Return the lines where the word "akkompagnert" occurs.

Data records
------
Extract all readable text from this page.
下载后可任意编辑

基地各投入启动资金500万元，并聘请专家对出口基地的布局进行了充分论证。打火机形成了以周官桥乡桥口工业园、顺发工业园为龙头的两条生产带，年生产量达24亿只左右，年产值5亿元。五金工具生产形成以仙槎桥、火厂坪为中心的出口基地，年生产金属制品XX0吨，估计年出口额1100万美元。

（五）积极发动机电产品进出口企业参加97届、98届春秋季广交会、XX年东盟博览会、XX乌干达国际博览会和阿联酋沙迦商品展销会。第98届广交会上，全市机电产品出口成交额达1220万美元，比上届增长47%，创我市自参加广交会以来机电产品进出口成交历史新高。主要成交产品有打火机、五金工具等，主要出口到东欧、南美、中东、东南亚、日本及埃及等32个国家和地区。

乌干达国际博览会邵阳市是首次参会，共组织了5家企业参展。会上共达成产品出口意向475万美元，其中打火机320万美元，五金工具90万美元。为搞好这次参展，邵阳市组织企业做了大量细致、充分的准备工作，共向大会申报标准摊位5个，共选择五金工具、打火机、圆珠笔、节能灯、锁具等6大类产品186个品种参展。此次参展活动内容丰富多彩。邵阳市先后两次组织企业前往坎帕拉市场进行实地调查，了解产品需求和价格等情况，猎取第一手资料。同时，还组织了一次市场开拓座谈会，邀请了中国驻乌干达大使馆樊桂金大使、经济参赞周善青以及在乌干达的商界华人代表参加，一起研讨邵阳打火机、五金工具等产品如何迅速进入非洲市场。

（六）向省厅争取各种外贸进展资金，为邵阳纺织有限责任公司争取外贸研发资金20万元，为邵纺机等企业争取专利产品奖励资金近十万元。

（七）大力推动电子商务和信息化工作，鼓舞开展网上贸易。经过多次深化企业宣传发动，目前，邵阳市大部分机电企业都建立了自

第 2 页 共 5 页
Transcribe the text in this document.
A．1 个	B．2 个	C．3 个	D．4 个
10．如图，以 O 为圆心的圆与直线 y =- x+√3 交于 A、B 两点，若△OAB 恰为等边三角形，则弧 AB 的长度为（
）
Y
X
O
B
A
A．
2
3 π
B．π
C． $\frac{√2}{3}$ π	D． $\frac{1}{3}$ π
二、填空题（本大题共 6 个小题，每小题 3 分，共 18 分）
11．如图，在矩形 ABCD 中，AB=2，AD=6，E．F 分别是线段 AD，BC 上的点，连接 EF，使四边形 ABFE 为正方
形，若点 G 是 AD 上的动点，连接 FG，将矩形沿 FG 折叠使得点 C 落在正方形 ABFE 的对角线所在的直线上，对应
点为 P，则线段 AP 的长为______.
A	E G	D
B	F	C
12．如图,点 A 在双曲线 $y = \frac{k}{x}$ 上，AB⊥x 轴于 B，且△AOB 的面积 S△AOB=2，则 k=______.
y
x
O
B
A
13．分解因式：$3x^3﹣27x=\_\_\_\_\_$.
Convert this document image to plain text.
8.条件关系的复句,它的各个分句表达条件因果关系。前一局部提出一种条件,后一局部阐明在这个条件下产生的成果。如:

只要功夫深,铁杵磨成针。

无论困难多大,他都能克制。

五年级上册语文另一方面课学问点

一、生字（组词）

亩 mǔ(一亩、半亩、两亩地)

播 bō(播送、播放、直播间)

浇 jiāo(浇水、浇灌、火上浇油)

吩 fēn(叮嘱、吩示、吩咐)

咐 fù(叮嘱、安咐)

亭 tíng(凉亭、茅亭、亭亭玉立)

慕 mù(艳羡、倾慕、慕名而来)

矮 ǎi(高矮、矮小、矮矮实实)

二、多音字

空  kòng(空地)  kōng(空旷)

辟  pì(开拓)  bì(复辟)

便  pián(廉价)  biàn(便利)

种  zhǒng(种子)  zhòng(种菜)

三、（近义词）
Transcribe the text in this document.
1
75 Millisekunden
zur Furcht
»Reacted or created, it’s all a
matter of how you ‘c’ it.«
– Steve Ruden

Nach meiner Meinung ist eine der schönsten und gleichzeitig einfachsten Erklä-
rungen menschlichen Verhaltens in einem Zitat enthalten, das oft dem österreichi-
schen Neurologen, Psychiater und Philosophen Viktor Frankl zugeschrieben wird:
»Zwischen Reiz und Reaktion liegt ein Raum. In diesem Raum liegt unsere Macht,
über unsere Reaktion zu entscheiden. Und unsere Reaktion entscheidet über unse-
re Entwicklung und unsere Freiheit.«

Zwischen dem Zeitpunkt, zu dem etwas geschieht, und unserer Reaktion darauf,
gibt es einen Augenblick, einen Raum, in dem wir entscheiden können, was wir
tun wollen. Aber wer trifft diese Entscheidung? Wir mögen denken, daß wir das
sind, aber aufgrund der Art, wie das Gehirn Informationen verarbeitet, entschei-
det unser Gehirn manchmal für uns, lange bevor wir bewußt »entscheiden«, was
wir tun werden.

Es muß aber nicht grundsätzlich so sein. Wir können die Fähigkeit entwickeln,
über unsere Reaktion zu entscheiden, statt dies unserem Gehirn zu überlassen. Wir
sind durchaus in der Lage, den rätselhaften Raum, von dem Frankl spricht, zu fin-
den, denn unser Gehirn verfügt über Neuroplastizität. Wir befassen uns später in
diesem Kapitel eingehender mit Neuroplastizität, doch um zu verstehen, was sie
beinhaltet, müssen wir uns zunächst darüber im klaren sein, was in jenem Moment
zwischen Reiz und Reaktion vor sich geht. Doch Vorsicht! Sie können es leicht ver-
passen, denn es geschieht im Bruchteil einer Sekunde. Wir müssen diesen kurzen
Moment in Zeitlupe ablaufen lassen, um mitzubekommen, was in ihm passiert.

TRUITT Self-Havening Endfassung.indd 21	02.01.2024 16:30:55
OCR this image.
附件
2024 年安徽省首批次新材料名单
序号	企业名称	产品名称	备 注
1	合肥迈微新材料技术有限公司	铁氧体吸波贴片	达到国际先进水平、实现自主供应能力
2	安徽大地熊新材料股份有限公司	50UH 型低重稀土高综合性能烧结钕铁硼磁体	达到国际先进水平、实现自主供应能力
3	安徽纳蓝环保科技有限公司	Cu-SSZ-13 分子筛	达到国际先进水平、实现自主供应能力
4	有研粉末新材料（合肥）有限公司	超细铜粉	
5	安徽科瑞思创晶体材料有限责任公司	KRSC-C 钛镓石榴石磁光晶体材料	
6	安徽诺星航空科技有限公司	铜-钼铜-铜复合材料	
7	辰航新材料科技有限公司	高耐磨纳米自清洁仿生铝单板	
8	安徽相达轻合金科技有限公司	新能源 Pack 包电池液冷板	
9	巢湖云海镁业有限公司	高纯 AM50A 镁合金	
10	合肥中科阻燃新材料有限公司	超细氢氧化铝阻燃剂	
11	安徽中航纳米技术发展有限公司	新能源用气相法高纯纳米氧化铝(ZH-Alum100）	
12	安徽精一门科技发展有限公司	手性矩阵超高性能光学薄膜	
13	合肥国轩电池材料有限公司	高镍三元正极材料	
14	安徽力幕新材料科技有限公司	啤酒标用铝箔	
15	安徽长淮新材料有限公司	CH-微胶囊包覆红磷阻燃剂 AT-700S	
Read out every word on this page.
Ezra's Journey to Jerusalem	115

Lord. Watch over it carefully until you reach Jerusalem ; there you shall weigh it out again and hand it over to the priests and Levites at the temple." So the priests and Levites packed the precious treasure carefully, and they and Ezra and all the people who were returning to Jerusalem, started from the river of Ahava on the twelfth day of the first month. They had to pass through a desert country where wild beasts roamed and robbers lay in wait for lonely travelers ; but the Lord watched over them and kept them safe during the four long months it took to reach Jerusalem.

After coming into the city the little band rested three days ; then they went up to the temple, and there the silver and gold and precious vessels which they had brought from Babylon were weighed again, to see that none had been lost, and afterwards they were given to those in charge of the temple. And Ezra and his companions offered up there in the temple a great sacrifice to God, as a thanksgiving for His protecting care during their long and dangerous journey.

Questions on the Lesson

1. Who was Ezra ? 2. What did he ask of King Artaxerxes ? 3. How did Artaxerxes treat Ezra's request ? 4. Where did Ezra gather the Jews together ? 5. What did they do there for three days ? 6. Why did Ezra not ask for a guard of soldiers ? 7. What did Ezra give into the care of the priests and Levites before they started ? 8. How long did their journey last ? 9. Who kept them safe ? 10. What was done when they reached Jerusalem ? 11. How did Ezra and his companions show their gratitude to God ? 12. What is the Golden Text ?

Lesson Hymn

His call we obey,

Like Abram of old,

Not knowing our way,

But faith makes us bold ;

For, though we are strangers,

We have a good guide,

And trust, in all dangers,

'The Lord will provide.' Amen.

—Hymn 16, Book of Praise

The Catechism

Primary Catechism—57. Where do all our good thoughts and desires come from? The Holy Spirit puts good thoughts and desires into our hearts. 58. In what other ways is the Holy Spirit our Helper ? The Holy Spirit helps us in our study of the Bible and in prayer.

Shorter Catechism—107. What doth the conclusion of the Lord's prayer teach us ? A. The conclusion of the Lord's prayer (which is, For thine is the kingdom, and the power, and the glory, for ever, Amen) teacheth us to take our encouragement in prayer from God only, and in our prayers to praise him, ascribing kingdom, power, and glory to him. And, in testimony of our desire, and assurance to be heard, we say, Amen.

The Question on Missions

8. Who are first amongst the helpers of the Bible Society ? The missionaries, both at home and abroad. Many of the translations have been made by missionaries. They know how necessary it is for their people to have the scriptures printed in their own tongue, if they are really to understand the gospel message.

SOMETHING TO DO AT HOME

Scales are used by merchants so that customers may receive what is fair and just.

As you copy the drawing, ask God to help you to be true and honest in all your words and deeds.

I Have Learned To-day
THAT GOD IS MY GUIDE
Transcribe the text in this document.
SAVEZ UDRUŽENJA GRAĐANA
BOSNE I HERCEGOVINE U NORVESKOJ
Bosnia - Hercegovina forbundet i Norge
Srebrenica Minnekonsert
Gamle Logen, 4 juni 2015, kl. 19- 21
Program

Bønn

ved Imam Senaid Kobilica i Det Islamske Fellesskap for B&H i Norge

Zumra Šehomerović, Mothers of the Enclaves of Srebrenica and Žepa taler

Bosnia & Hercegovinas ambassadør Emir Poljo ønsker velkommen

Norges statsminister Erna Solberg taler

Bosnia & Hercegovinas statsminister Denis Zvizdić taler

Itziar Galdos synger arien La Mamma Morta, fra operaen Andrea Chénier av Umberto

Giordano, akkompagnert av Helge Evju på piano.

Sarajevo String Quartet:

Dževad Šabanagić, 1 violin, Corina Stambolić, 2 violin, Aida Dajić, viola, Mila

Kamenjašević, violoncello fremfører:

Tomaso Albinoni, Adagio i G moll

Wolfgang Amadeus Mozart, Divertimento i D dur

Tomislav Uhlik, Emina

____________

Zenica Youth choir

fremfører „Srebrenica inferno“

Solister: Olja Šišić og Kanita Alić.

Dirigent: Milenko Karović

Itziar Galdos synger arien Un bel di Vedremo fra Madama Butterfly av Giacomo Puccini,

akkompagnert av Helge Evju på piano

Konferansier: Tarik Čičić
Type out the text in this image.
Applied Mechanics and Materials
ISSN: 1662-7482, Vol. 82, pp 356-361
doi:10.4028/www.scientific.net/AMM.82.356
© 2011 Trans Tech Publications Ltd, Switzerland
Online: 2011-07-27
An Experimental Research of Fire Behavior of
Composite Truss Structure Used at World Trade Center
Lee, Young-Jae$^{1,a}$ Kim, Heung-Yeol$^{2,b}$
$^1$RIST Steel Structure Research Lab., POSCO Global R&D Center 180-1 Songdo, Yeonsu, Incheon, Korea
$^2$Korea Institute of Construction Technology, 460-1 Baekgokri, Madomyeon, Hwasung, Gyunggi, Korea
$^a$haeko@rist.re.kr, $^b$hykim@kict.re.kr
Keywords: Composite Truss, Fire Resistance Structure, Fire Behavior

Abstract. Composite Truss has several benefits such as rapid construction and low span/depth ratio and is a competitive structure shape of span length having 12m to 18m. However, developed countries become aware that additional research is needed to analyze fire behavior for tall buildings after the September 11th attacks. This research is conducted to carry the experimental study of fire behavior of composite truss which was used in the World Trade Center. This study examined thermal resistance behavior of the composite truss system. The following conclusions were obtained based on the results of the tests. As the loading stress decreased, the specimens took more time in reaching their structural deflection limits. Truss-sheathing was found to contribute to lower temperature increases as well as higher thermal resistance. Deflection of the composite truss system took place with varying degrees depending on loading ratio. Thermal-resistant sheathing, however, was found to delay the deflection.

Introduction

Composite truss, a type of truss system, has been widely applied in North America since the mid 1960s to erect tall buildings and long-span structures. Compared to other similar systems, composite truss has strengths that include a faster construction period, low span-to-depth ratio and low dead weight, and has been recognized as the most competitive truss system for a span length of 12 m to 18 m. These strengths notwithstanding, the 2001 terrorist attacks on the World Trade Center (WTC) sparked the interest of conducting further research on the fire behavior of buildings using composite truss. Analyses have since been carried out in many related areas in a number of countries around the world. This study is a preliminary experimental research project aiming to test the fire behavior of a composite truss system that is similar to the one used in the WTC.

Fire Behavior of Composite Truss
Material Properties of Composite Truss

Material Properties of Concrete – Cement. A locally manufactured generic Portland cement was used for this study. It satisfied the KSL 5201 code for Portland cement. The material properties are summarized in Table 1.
------
*Answer*
Giordano, akkompagnert av Helge Evju på piano.
akkompagnert av Helge Evju på piano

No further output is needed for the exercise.